**SET EXERCISE:** Filter the entries below, keeping every line that has the word "danger".

Entries from a dataset
>>>

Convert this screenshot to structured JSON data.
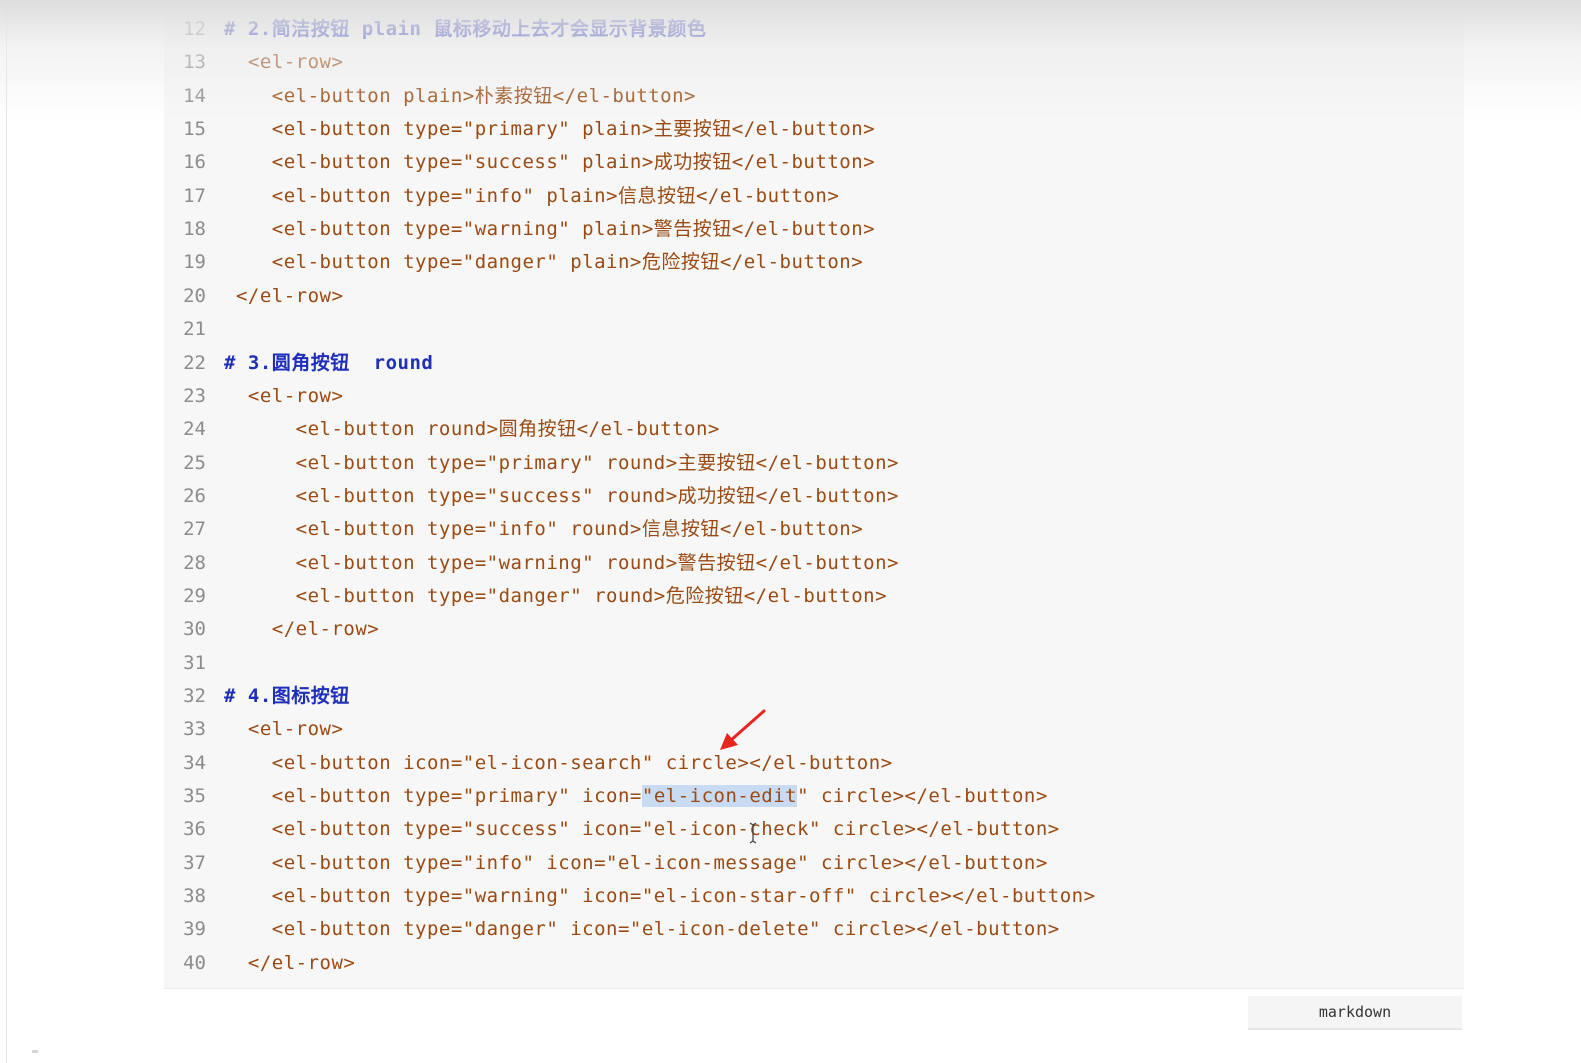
{
  "code_block": {
    "language_label": "markdown",
    "selected_text": "\"el-icon-edit",
    "lines": [
      {
        "n": "12",
        "text": "# 2.简洁按钮 plain 鼠标移动上去才会显示背景颜色",
        "kind": "comment"
      },
      {
        "n": "13",
        "text": "  <el-row>",
        "kind": "tag"
      },
      {
        "n": "14",
        "text": "    <el-button plain>朴素按钮</el-button>",
        "kind": "tag"
      },
      {
        "n": "15",
        "text": "    <el-button type=\"primary\" plain>主要按钮</el-button>",
        "kind": "tag"
      },
      {
        "n": "16",
        "text": "    <el-button type=\"success\" plain>成功按钮</el-button>",
        "kind": "tag"
      },
      {
        "n": "17",
        "text": "    <el-button type=\"info\" plain>信息按钮</el-button>",
        "kind": "tag"
      },
      {
        "n": "18",
        "text": "    <el-button type=\"warning\" plain>警告按钮</el-button>",
        "kind": "tag"
      },
      {
        "n": "19",
        "text": "    <el-button type=\"danger\" plain>危险按钮</el-button>",
        "kind": "tag"
      },
      {
        "n": "20",
        "text": " </el-row>",
        "kind": "tag"
      },
      {
        "n": "21",
        "text": "",
        "kind": "tag"
      },
      {
        "n": "22",
        "text": "# 3.圆角按钮  round",
        "kind": "comment"
      },
      {
        "n": "23",
        "text": "  <el-row>",
        "kind": "tag"
      },
      {
        "n": "24",
        "text": "      <el-button round>圆角按钮</el-button>",
        "kind": "tag"
      },
      {
        "n": "25",
        "text": "      <el-button type=\"primary\" round>主要按钮</el-button>",
        "kind": "tag"
      },
      {
        "n": "26",
        "text": "      <el-button type=\"success\" round>成功按钮</el-button>",
        "kind": "tag"
      },
      {
        "n": "27",
        "text": "      <el-button type=\"info\" round>信息按钮</el-button>",
        "kind": "tag"
      },
      {
        "n": "28",
        "text": "      <el-button type=\"warning\" round>警告按钮</el-button>",
        "kind": "tag"
      },
      {
        "n": "29",
        "text": "      <el-button type=\"danger\" round>危险按钮</el-button>",
        "kind": "tag"
      },
      {
        "n": "30",
        "text": "    </el-row>",
        "kind": "tag"
      },
      {
        "n": "31",
        "text": "",
        "kind": "tag"
      },
      {
        "n": "32",
        "text": "# 4.图标按钮",
        "kind": "comment"
      },
      {
        "n": "33",
        "text": "  <el-row>",
        "kind": "tag"
      },
      {
        "n": "34",
        "text": "    <el-button icon=\"el-icon-search\" circle></el-button>",
        "kind": "tag"
      },
      {
        "n": "35",
        "text": "    <el-button type=\"primary\" icon=\"el-icon-edit\" circle></el-button>",
        "kind": "tag",
        "selection": true
      },
      {
        "n": "36",
        "text": "    <el-button type=\"success\" icon=\"el-icon-check\" circle></el-button>",
        "kind": "tag"
      },
      {
        "n": "37",
        "text": "    <el-button type=\"info\" icon=\"el-icon-message\" circle></el-button>",
        "kind": "tag"
      },
      {
        "n": "38",
        "text": "    <el-button type=\"warning\" icon=\"el-icon-star-off\" circle></el-button>",
        "kind": "tag"
      },
      {
        "n": "39",
        "text": "    <el-button type=\"danger\" icon=\"el-icon-delete\" circle></el-button>",
        "kind": "tag"
      },
      {
        "n": "40",
        "text": "  </el-row>",
        "kind": "tag"
      }
    ]
  },
  "colors": {
    "comment": "#1f2fb8",
    "code": "#9a4a12",
    "selection": "#c9daf3",
    "annotation_arrow": "#e8261f"
  },
  "icons": {
    "annotation": "red-arrow-icon",
    "pointer": "text-cursor-icon"
  }
}
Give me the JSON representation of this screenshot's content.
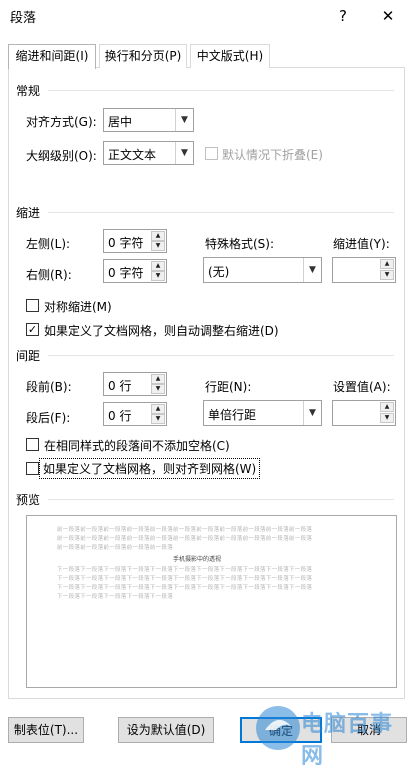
{
  "window": {
    "title": "段落",
    "help": "?",
    "close": "✕"
  },
  "tabs": [
    {
      "label": "缩进和间距(I)"
    },
    {
      "label": "换行和分页(P)"
    },
    {
      "label": "中文版式(H)"
    }
  ],
  "general": {
    "section": "常规",
    "alignment_label": "对齐方式(G):",
    "alignment_value": "居中",
    "outline_label": "大纲级别(O):",
    "outline_value": "正文文本",
    "collapse_label": "默认情况下折叠(E)"
  },
  "indent": {
    "section": "缩进",
    "left_label": "左侧(L):",
    "left_value": "0 字符",
    "right_label": "右侧(R):",
    "right_value": "0 字符",
    "special_label": "特殊格式(S):",
    "special_value": "(无)",
    "by_label": "缩进值(Y):",
    "by_value": "",
    "mirror_label": "对称缩进(M)",
    "mirror_checked": false,
    "auto_adjust_label": "如果定义了文档网格，则自动调整右缩进(D)",
    "auto_adjust_checked": true
  },
  "spacing": {
    "section": "间距",
    "before_label": "段前(B):",
    "before_value": "0 行",
    "after_label": "段后(F):",
    "after_value": "0 行",
    "line_label": "行距(N):",
    "line_value": "单倍行距",
    "at_label": "设置值(A):",
    "at_value": "",
    "no_space_label": "在相同样式的段落间不添加空格(C)",
    "no_space_checked": false,
    "snap_grid_label": "如果定义了文档网格，则对齐到网格(W)",
    "snap_grid_checked": false
  },
  "preview": {
    "section": "预览",
    "prev_lines": [
      "前一段落前一段落前一段落前一段落前一段落前一段落前一段落前一段落前一段落前一段落前一段落",
      "前一段落前一段落前一段落前一段落前一段落前一段落前一段落前一段落前一段落前一段落前一段落",
      "前一段落前一段落前一段落前一段落前一段落"
    ],
    "main_line": "手机摄影中的透视",
    "next_lines": [
      "下一段落下一段落下一段落下一段落下一段落下一段落下一段落下一段落下一段落下一段落下一段落",
      "下一段落下一段落下一段落下一段落下一段落下一段落下一段落下一段落下一段落下一段落下一段落",
      "下一段落下一段落下一段落下一段落下一段落下一段落下一段落下一段落下一段落下一段落下一段落",
      "下一段落下一段落下一段落下一段落下一段落"
    ]
  },
  "buttons": {
    "tabs": "制表位(T)...",
    "default": "设为默认值(D)",
    "ok": "确定",
    "cancel": "取消"
  },
  "watermark": "电脑百事网"
}
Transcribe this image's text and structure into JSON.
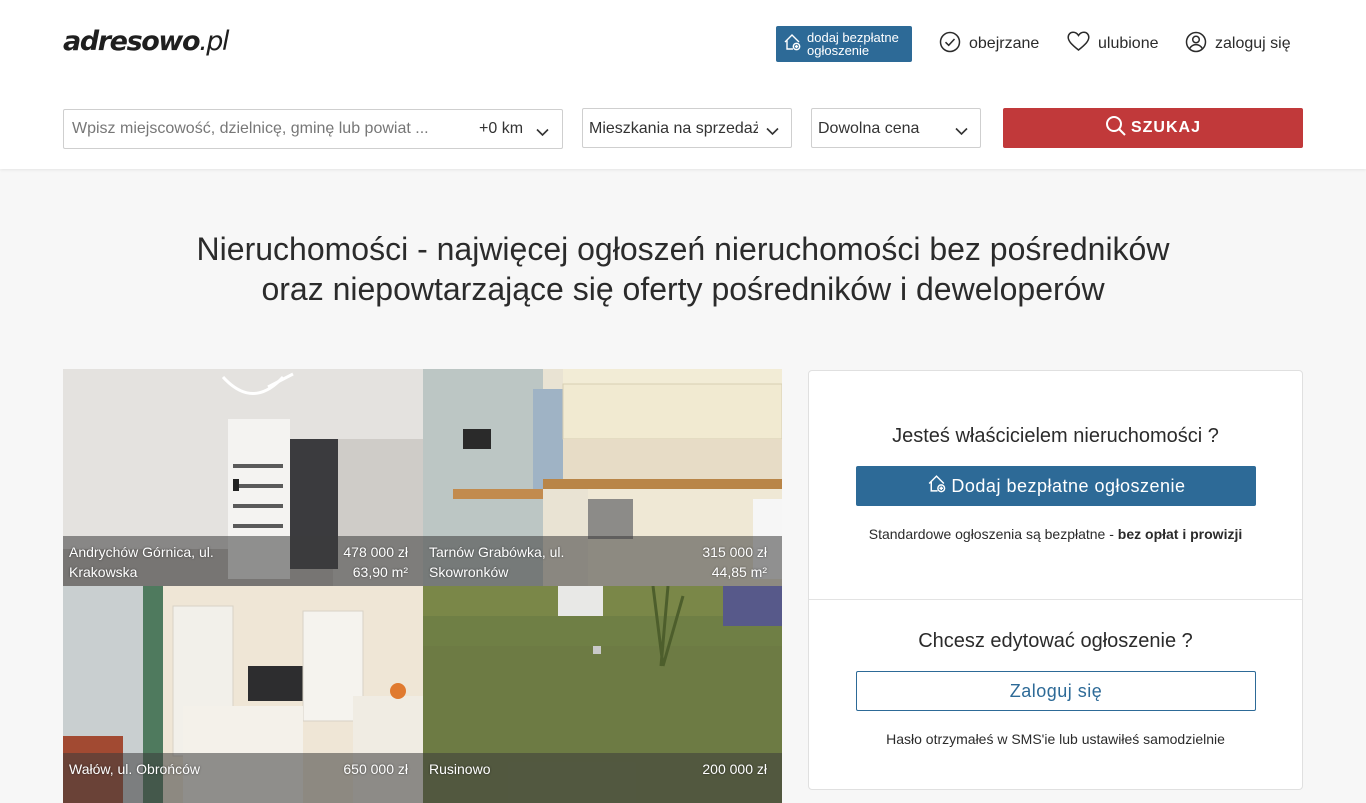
{
  "header": {
    "logo_main": "adresowo",
    "logo_suffix": ".pl",
    "add_listing_line1": "dodaj bezpłatne",
    "add_listing_line2": "ogłoszenie",
    "nav": {
      "viewed": "obejrzane",
      "favorites": "ulubione",
      "login": "zaloguj się"
    }
  },
  "search": {
    "placeholder": "Wpisz miejscowość, dzielnicę, gminę lub powiat ...",
    "radius": "+0 km",
    "category": "Mieszkania na sprzedaż",
    "price": "Dowolna cena",
    "button": "SZUKAJ"
  },
  "headline": {
    "line1": "Nieruchomości - najwięcej ogłoszeń nieruchomości bez pośredników",
    "line2": "oraz niepowtarzające się oferty pośredników i deweloperów"
  },
  "listings": [
    {
      "location": "Andrychów Górnica, ul. Krakowska",
      "price": "478 000 zł",
      "area": "63,90 m²"
    },
    {
      "location": "Tarnów Grabówka, ul. Skowronków",
      "price": "315 000 zł",
      "area": "44,85 m²"
    },
    {
      "location": "Wałów, ul. Obrońców",
      "price": "650 000 zł",
      "area": ""
    },
    {
      "location": "Rusinowo",
      "price": "200 000 zł",
      "area": ""
    }
  ],
  "owner_panel": {
    "question1": "Jesteś właścicielem nieruchomości ?",
    "add_button": "Dodaj bezpłatne ogłoszenie",
    "note1_prefix": "Standardowe ogłoszenia są bezpłatne - ",
    "note1_bold": "bez opłat i prowizji",
    "question2": "Chcesz edytować ogłoszenie ?",
    "login_button": "Zaloguj się",
    "note2": "Hasło otrzymałeś w SMS'ie lub ustawiłeś samodzielnie"
  },
  "colors": {
    "brand_blue": "#2d6a97",
    "search_red": "#c1393a",
    "page_bg": "#f7f7f7"
  }
}
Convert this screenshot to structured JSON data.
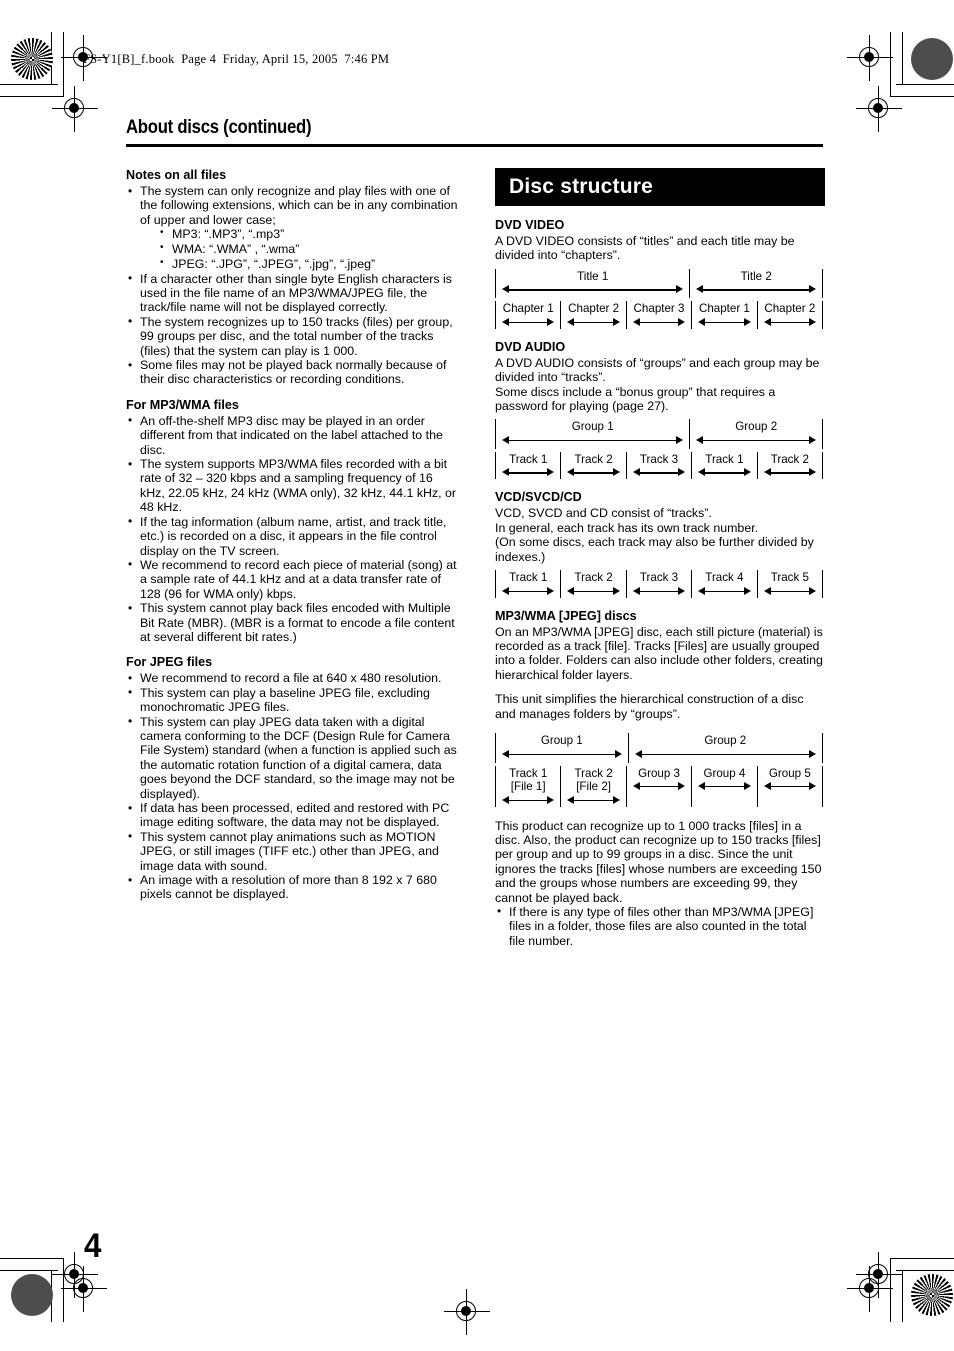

<<<

**ANSWER FOR THE TASK:**
        "text": "    <el-button type=\"danger\" plain>危险按钮</el-button>",
        "text": "      <el-button type=\"danger\" round>危险按钮</el-button>",
        "text": "    <el-button type=\"danger\" icon=\"el-icon-delete\" circle></el-button>",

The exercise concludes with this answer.